**Dataset rows about figures:**
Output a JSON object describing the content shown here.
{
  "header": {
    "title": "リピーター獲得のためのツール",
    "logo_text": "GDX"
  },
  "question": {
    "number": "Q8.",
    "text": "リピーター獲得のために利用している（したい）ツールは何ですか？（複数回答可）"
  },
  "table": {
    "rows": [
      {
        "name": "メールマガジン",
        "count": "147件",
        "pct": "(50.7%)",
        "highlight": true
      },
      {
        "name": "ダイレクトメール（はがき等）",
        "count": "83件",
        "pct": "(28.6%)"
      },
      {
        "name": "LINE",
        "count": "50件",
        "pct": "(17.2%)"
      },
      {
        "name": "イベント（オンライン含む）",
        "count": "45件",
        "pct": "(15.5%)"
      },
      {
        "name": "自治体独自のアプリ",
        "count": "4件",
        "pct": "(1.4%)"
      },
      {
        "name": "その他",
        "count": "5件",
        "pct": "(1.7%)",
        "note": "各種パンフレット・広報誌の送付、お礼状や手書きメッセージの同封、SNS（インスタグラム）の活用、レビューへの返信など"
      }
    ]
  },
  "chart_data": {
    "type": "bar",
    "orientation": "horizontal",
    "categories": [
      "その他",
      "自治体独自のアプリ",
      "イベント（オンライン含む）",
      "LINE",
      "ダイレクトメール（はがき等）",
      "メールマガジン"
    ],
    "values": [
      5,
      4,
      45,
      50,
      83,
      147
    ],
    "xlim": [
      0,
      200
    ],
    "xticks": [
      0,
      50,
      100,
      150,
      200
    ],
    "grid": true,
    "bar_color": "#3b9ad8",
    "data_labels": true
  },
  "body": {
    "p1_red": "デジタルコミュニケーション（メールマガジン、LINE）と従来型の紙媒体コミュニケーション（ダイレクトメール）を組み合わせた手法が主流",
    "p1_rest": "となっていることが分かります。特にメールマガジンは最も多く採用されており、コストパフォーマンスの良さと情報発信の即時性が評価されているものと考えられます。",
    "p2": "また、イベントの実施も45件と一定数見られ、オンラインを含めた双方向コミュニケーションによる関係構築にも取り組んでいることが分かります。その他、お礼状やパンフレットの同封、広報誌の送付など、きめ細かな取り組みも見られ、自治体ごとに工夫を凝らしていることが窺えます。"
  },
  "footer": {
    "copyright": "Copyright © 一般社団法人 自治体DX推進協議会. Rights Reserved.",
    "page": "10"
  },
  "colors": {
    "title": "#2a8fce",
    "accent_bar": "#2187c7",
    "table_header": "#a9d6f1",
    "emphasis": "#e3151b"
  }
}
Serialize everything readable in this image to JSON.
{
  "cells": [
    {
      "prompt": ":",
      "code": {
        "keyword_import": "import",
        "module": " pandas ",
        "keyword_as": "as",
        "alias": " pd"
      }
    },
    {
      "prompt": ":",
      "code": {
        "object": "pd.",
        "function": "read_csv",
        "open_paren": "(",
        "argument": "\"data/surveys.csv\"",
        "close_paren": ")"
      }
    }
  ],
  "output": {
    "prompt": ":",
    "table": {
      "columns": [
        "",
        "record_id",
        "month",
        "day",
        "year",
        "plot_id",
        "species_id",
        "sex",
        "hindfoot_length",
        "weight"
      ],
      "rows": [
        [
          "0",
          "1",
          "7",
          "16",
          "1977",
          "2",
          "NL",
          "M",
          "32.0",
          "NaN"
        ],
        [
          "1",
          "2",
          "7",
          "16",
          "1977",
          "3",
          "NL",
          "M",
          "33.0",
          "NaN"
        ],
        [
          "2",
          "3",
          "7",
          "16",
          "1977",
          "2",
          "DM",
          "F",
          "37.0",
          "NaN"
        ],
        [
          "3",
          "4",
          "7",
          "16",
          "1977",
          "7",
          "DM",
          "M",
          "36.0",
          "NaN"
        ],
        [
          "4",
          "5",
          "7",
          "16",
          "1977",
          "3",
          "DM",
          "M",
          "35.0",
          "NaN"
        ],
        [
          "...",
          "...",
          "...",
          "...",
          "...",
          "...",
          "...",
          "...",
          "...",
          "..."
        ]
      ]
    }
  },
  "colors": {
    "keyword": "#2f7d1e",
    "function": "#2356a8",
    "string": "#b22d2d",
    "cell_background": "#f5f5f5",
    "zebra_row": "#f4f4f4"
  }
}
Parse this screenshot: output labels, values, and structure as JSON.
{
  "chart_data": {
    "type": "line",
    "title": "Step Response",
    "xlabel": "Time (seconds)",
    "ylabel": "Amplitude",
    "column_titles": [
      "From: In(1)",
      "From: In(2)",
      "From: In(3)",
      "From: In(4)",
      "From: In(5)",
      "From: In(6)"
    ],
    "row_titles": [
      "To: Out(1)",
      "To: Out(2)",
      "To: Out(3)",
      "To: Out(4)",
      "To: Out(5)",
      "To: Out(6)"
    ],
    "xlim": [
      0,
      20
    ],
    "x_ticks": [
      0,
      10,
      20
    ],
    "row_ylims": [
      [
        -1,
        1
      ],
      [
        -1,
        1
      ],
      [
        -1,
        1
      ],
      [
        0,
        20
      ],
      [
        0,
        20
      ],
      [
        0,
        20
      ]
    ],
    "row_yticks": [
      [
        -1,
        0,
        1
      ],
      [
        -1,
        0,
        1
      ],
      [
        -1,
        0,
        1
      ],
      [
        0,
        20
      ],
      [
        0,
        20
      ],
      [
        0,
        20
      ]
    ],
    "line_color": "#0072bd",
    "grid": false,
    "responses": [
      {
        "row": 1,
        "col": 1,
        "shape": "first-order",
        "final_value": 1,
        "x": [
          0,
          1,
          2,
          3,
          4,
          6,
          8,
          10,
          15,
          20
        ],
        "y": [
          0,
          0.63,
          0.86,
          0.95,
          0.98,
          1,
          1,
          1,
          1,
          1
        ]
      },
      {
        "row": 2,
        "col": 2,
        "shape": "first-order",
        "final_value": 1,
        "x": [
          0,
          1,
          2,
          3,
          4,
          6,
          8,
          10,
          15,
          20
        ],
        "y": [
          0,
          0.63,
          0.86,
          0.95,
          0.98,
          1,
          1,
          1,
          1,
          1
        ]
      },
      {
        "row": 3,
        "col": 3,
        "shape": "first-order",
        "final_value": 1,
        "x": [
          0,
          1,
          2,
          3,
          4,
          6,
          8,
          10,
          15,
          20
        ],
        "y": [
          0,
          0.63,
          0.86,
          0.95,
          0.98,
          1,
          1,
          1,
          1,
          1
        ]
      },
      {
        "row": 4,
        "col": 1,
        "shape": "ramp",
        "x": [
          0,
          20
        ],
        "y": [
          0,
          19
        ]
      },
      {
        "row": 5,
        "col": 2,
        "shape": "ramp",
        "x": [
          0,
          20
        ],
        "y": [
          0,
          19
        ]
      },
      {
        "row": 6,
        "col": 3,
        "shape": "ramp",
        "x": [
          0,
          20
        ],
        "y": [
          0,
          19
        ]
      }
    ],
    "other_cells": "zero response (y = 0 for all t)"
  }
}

**DESCRIPTION OF THE TASK:** Write out every record verbatim.

**EXERCISE SOLUTION:**
Output a JSON object describing the content shown here.
{
  "header": {
    "title": "リピーター獲得のためのツール",
    "logo_text": "GDX"
  },
  "question": {
    "number": "Q8.",
    "text": "リピーター獲得のために利用している（したい）ツールは何ですか？（複数回答可）"
  },
  "table": {
    "rows": [
      {
        "name": "メールマガジン",
        "count": "147件",
        "pct": "(50.7%)",
        "highlight": true
      },
      {
        "name": "ダイレクトメール（はがき等）",
        "count": "83件",
        "pct": "(28.6%)"
      },
      {
        "name": "LINE",
        "count": "50件",
        "pct": "(17.2%)"
      },
      {
        "name": "イベント（オンライン含む）",
        "count": "45件",
        "pct": "(15.5%)"
      },
      {
        "name": "自治体独自のアプリ",
        "count": "4件",
        "pct": "(1.4%)"
      },
      {
        "name": "その他",
        "count": "5件",
        "pct": "(1.7%)",
        "note": "各種パンフレット・広報誌の送付、お礼状や手書きメッセージの同封、SNS（インスタグラム）の活用、レビューへの返信など"
      }
    ]
  },
  "chart_data": {
    "type": "bar",
    "orientation": "horizontal",
    "categories": [
      "その他",
      "自治体独自のアプリ",
      "イベント（オンライン含む）",
      "LINE",
      "ダイレクトメール（はがき等）",
      "メールマガジン"
    ],
    "values": [
      5,
      4,
      45,
      50,
      83,
      147
    ],
    "xlim": [
      0,
      200
    ],
    "xticks": [
      0,
      50,
      100,
      150,
      200
    ],
    "grid": true,
    "bar_color": "#3b9ad8",
    "data_labels": true
  },
  "body": {
    "p1_red": "デジタルコミュニケーション（メールマガジン、LINE）と従来型の紙媒体コミュニケーション（ダイレクトメール）を組み合わせた手法が主流",
    "p1_rest": "となっていることが分かります。特にメールマガジンは最も多く採用されており、コストパフォーマンスの良さと情報発信の即時性が評価されているものと考えられます。",
    "p2": "また、イベントの実施も45件と一定数見られ、オンラインを含めた双方向コミュニケーションによる関係構築にも取り組んでいることが分かります。その他、お礼状やパンフレットの同封、広報誌の送付など、きめ細かな取り組みも見られ、自治体ごとに工夫を凝らしていることが窺えます。"
  },
  "footer": {
    "copyright": "Copyright © 一般社団法人 自治体DX推進協議会. Rights Reserved.",
    "page": "10"
  },
  "colors": {
    "title": "#2a8fce",
    "accent_bar": "#2187c7",
    "table_header": "#a9d6f1",
    "emphasis": "#e3151b"
  }
}
Serialize everything readable in this image to JSON.
{
  "cells": [
    {
      "prompt": ":",
      "code": {
        "keyword_import": "import",
        "module": " pandas ",
        "keyword_as": "as",
        "alias": " pd"
      }
    },
    {
      "prompt": ":",
      "code": {
        "object": "pd.",
        "function": "read_csv",
        "open_paren": "(",
        "argument": "\"data/surveys.csv\"",
        "close_paren": ")"
      }
    }
  ],
  "output": {
    "prompt": ":",
    "table": {
      "columns": [
        "",
        "record_id",
        "month",
        "day",
        "year",
        "plot_id",
        "species_id",
        "sex",
        "hindfoot_length",
        "weight"
      ],
      "rows": [
        [
          "0",
          "1",
          "7",
          "16",
          "1977",
          "2",
          "NL",
          "M",
          "32.0",
          "NaN"
        ],
        [
          "1",
          "2",
          "7",
          "16",
          "1977",
          "3",
          "NL",
          "M",
          "33.0",
          "NaN"
        ],
        [
          "2",
          "3",
          "7",
          "16",
          "1977",
          "2",
          "DM",
          "F",
          "37.0",
          "NaN"
        ],
        [
          "3",
          "4",
          "7",
          "16",
          "1977",
          "7",
          "DM",
          "M",
          "36.0",
          "NaN"
        ],
        [
          "4",
          "5",
          "7",
          "16",
          "1977",
          "3",
          "DM",
          "M",
          "35.0",
          "NaN"
        ],
        [
          "...",
          "...",
          "...",
          "...",
          "...",
          "...",
          "...",
          "...",
          "...",
          "..."
        ]
      ]
    }
  },
  "colors": {
    "keyword": "#2f7d1e",
    "function": "#2356a8",
    "string": "#b22d2d",
    "cell_background": "#f5f5f5",
    "zebra_row": "#f4f4f4"
  }
}
Parse this screenshot: output labels, values, and structure as JSON.
{
  "chart_data": {
    "type": "line",
    "title": "Step Response",
    "xlabel": "Time (seconds)",
    "ylabel": "Amplitude",
    "column_titles": [
      "From: In(1)",
      "From: In(2)",
      "From: In(3)",
      "From: In(4)",
      "From: In(5)",
      "From: In(6)"
    ],
    "row_titles": [
      "To: Out(1)",
      "To: Out(2)",
      "To: Out(3)",
      "To: Out(4)",
      "To: Out(5)",
      "To: Out(6)"
    ],
    "xlim": [
      0,
      20
    ],
    "x_ticks": [
      0,
      10,
      20
    ],
    "row_ylims": [
      [
        -1,
        1
      ],
      [
        -1,
        1
      ],
      [
        -1,
        1
      ],
      [
        0,
        20
      ],
      [
        0,
        20
      ],
      [
        0,
        20
      ]
    ],
    "row_yticks": [
      [
        -1,
        0,
        1
      ],
      [
        -1,
        0,
        1
      ],
      [
        -1,
        0,
        1
      ],
      [
        0,
        20
      ],
      [
        0,
        20
      ],
      [
        0,
        20
      ]
    ],
    "line_color": "#0072bd",
    "grid": false,
    "responses": [
      {
        "row": 1,
        "col": 1,
        "shape": "first-order",
        "final_value": 1,
        "x": [
          0,
          1,
          2,
          3,
          4,
          6,
          8,
          10,
          15,
          20
        ],
        "y": [
          0,
          0.63,
          0.86,
          0.95,
          0.98,
          1,
          1,
          1,
          1,
          1
        ]
      },
      {
        "row": 2,
        "col": 2,
        "shape": "first-order",
        "final_value": 1,
        "x": [
          0,
          1,
          2,
          3,
          4,
          6,
          8,
          10,
          15,
          20
        ],
        "y": [
          0,
          0.63,
          0.86,
          0.95,
          0.98,
          1,
          1,
          1,
          1,
          1
        ]
      },
      {
        "row": 3,
        "col": 3,
        "shape": "first-order",
        "final_value": 1,
        "x": [
          0,
          1,
          2,
          3,
          4,
          6,
          8,
          10,
          15,
          20
        ],
        "y": [
          0,
          0.63,
          0.86,
          0.95,
          0.98,
          1,
          1,
          1,
          1,
          1
        ]
      },
      {
        "row": 4,
        "col": 1,
        "shape": "ramp",
        "x": [
          0,
          20
        ],
        "y": [
          0,
          19
        ]
      },
      {
        "row": 5,
        "col": 2,
        "shape": "ramp",
        "x": [
          0,
          20
        ],
        "y": [
          0,
          19
        ]
      },
      {
        "row": 6,
        "col": 3,
        "shape": "ramp",
        "x": [
          0,
          20
        ],
        "y": [
          0,
          19
        ]
      }
    ],
    "other_cells": "zero response (y = 0 for all t)"
  }
}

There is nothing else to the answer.